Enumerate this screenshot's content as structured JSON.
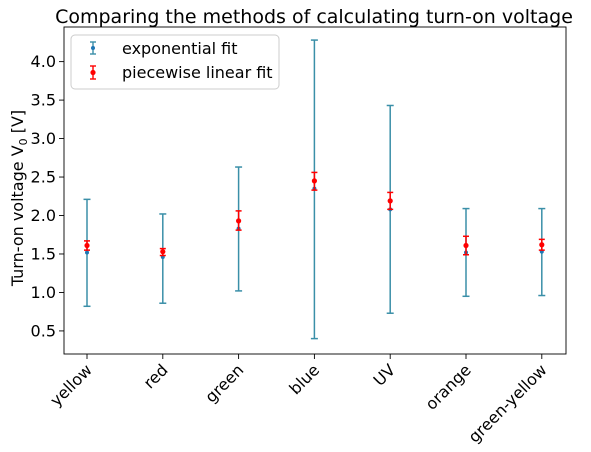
{
  "chart_data": {
    "type": "scatter",
    "title": "Comparing the methods of calculating turn-on voltage",
    "xlabel": "",
    "ylabel_main": "Turn-on voltage V",
    "ylabel_sub": "0",
    "ylabel_unit": " [V]",
    "categories": [
      "yellow",
      "red",
      "green",
      "blue",
      "UV",
      "orange",
      "green-yellow"
    ],
    "ylim": [
      0.2,
      4.45
    ],
    "yticks": [
      0.5,
      1.0,
      1.5,
      2.0,
      2.5,
      3.0,
      3.5,
      4.0
    ],
    "ytick_labels": [
      "0.5",
      "1.0",
      "1.5",
      "2.0",
      "2.5",
      "3.0",
      "3.5",
      "4.0"
    ],
    "grid": false,
    "legend_position": "top-left",
    "series": [
      {
        "name": "exponential fit",
        "color": "#1f77b4",
        "errorbar_color": "#3a8fa8",
        "values": [
          1.52,
          1.46,
          1.83,
          2.35,
          2.08,
          1.52,
          1.53
        ],
        "err_low": [
          0.7,
          0.6,
          0.81,
          1.95,
          1.35,
          0.57,
          0.57
        ],
        "err_high": [
          0.69,
          0.56,
          0.8,
          1.93,
          1.35,
          0.57,
          0.56
        ]
      },
      {
        "name": "piecewise linear fit",
        "color": "#ff0000",
        "errorbar_color": "#ff0000",
        "values": [
          1.61,
          1.53,
          1.93,
          2.45,
          2.19,
          1.61,
          1.62
        ],
        "err_low": [
          0.06,
          0.05,
          0.12,
          0.12,
          0.11,
          0.12,
          0.07
        ],
        "err_high": [
          0.06,
          0.04,
          0.13,
          0.11,
          0.11,
          0.12,
          0.07
        ]
      }
    ]
  }
}
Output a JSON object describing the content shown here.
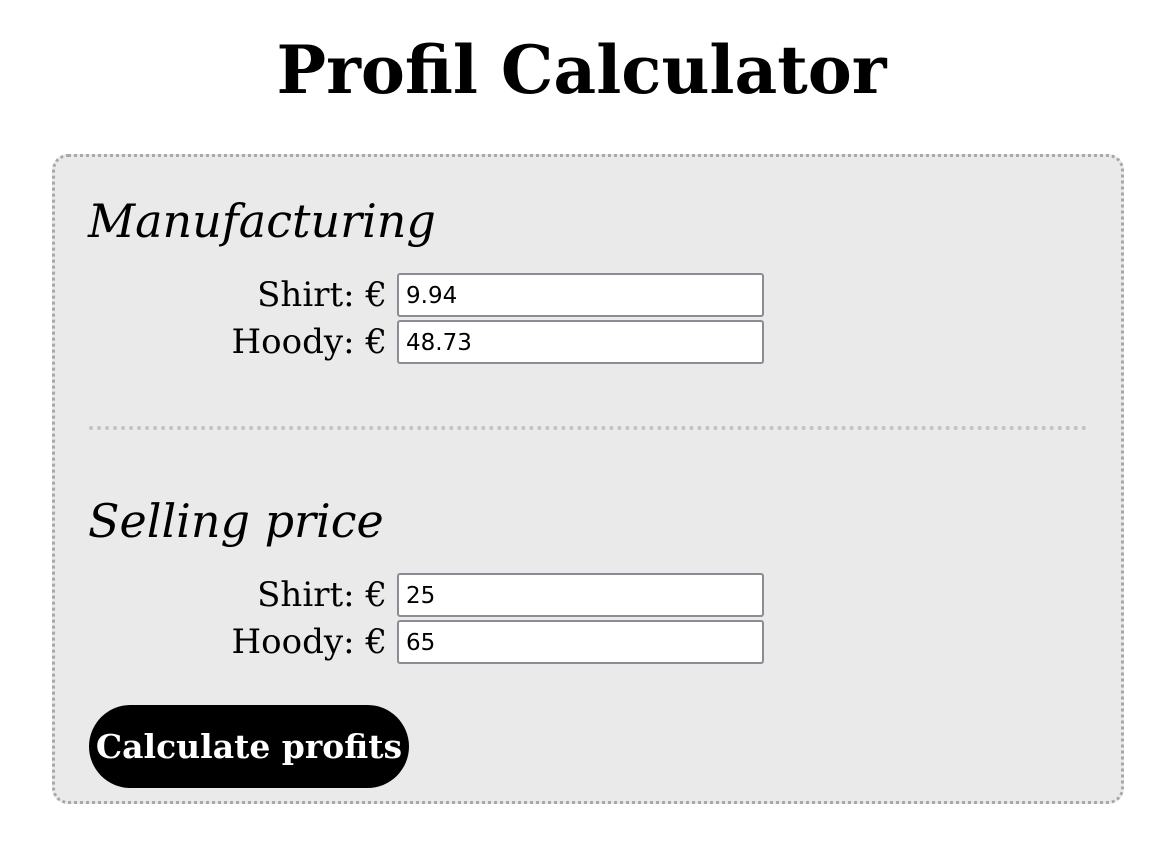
{
  "page": {
    "title": "Profil Calculator"
  },
  "manufacturing": {
    "heading": "Manufacturing",
    "shirt_label": "Shirt: €",
    "shirt_value": "9.94",
    "hoody_label": "Hoody: €",
    "hoody_value": "48.73"
  },
  "selling": {
    "heading": "Selling price",
    "shirt_label": "Shirt: €",
    "shirt_value": "25",
    "hoody_label": "Hoody: €",
    "hoody_value": "65"
  },
  "actions": {
    "calculate_label": "Calculate profits"
  },
  "colors": {
    "panel_background": "#eaeaea",
    "panel_border": "#a8a8a8",
    "button_background": "#000000",
    "button_text": "#ffffff"
  }
}
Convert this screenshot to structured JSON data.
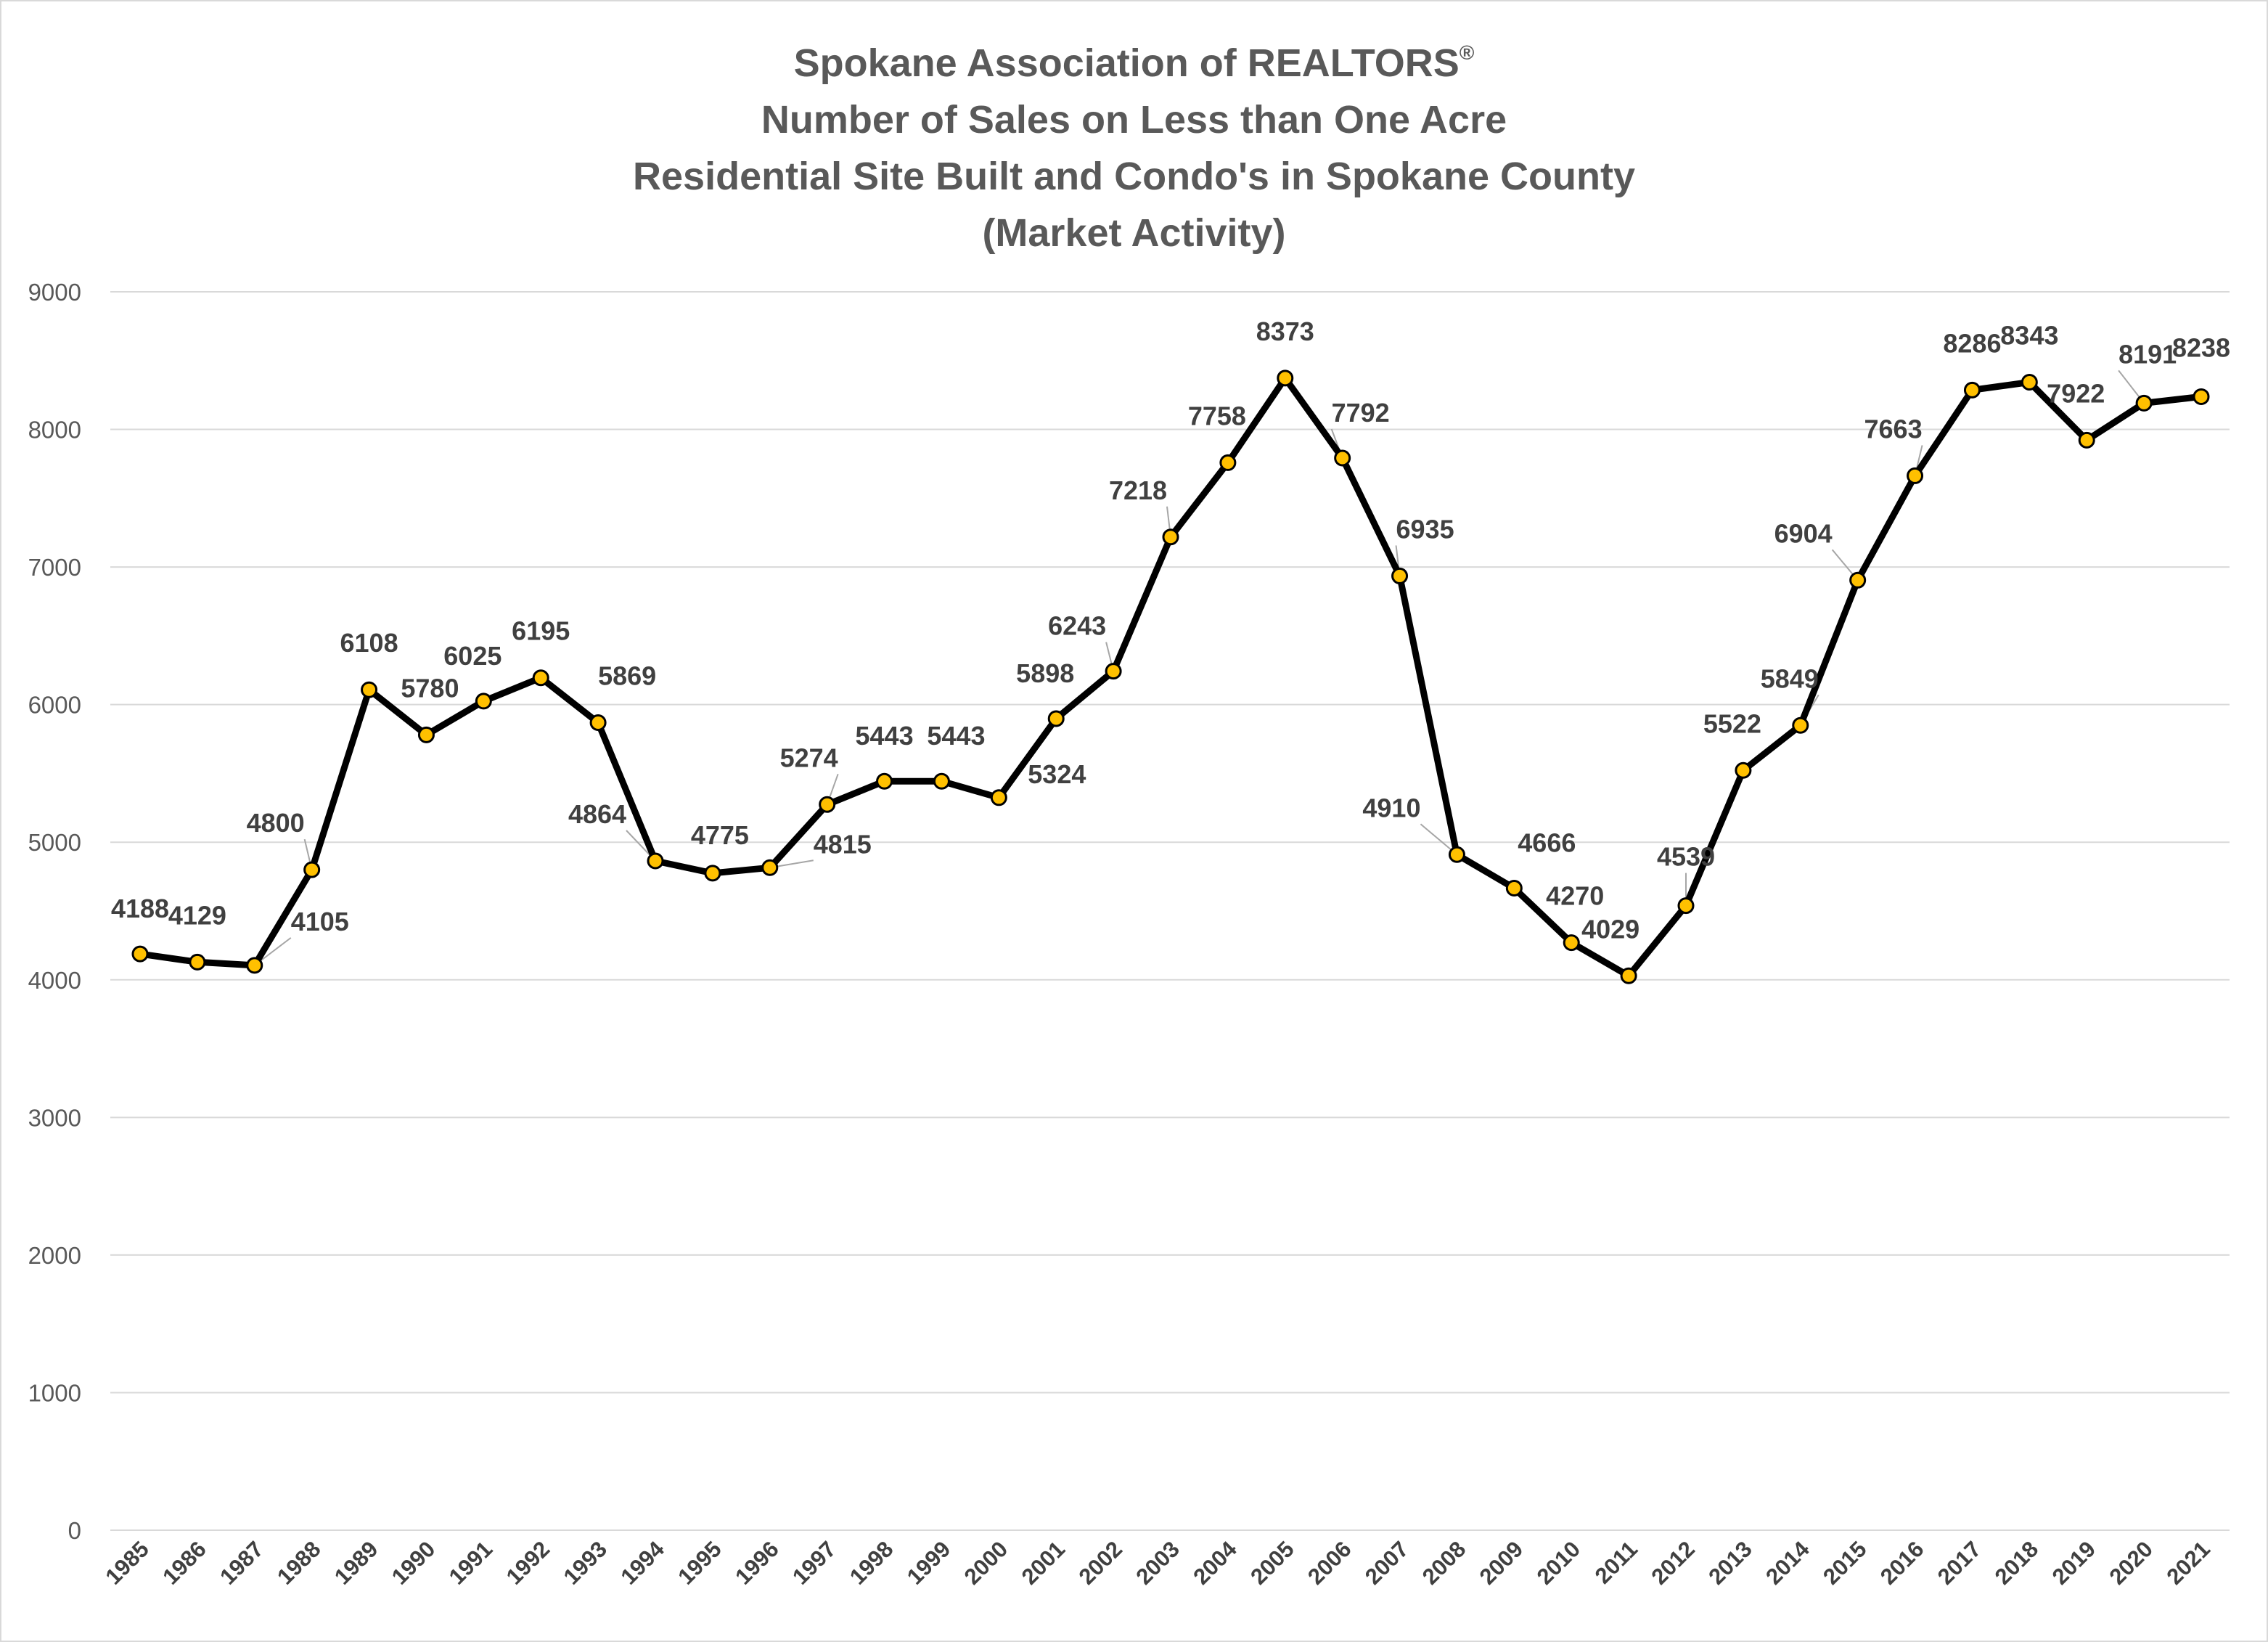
{
  "colors": {
    "title": "#595959",
    "line": "#000000",
    "marker_fill": "#ffc000",
    "grid": "#d9d9d9",
    "labels": "#404040"
  },
  "chart_data": {
    "type": "line",
    "title": {
      "line1": "Spokane Association of REALTORS",
      "line1_mark": "®",
      "line2": "Number of Sales on Less than One Acre",
      "line3": "Residential Site Built and Condo's in Spokane County",
      "line4": "(Market Activity)"
    },
    "xlabel": "",
    "ylabel": "",
    "ylim": [
      0,
      9000
    ],
    "yticks": [
      "0",
      "1000",
      "2000",
      "3000",
      "4000",
      "5000",
      "6000",
      "7000",
      "8000",
      "9000"
    ],
    "grid": true,
    "legend": "none",
    "x": [
      "1985",
      "1986",
      "1987",
      "1988",
      "1989",
      "1990",
      "1991",
      "1992",
      "1993",
      "1994",
      "1995",
      "1996",
      "1997",
      "1998",
      "1999",
      "2000",
      "2001",
      "2002",
      "2003",
      "2004",
      "2005",
      "2006",
      "2007",
      "2008",
      "2009",
      "2010",
      "2011",
      "2012",
      "2013",
      "2014",
      "2015",
      "2016",
      "2017",
      "2018",
      "2019",
      "2020",
      "2021"
    ],
    "values": [
      4188,
      4129,
      4105,
      4800,
      6108,
      5780,
      6025,
      6195,
      5869,
      4864,
      4775,
      4815,
      5274,
      5443,
      5443,
      5324,
      5898,
      6243,
      7218,
      7758,
      8373,
      7792,
      6935,
      4910,
      4666,
      4270,
      4029,
      4539,
      5522,
      5849,
      6904,
      7663,
      8286,
      8343,
      7922,
      8191,
      8238
    ],
    "data_labels": [
      "4188",
      "4129",
      "4105",
      "4800",
      "6108",
      "5780",
      "6025",
      "6195",
      "5869",
      "4864",
      "4775",
      "4815",
      "5274",
      "5443",
      "5443",
      "5324",
      "5898",
      "6243",
      "7218",
      "7758",
      "8373",
      "7792",
      "6935",
      "4910",
      "4666",
      "4270",
      "4029",
      "4539",
      "5522",
      "5849",
      "6904",
      "7663",
      "8286",
      "8343",
      "7922",
      "8191",
      "8238"
    ]
  }
}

++++++++++

*WHAT IS NEEDED*.
Filter the records down to the lines that contain the string "JSON", and copy those lines.

*RESULT BELOW*.
Enumerate this screenshot's content as structured JSON.
Output a JSON object describing the content shown here.
Convert this screenshot to structured JSON data.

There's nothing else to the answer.